→ The exercise: From the records below, pull each line that has "deployed".

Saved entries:
-- START --

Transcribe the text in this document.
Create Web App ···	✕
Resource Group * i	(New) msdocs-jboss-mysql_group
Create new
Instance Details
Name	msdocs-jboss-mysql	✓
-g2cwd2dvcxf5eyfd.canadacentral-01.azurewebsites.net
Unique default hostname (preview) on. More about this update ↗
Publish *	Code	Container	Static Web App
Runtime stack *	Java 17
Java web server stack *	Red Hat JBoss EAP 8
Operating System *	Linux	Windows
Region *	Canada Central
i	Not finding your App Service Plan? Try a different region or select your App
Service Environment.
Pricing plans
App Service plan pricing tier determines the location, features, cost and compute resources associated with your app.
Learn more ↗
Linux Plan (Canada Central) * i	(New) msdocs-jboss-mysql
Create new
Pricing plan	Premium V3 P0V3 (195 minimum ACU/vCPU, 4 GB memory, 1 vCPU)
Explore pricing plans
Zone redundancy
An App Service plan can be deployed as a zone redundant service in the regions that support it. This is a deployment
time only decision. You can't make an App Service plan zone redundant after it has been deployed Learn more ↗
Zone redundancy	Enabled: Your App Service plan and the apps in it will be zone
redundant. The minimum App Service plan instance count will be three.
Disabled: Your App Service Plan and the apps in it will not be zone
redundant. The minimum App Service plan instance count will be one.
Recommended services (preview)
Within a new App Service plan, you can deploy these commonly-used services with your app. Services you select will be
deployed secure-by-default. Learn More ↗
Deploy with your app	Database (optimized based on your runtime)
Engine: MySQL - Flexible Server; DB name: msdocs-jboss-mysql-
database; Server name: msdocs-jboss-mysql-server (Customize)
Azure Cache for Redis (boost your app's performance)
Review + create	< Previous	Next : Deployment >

-- END --

→ Response to this exercise:
An App Service plan can be deployed as a zone redundant service in the regions that support it. This is a deployment
time only decision. You can't make an App Service plan zone redundant after it has been deployed Learn more ↗
deployed secure-by-default. Learn More ↗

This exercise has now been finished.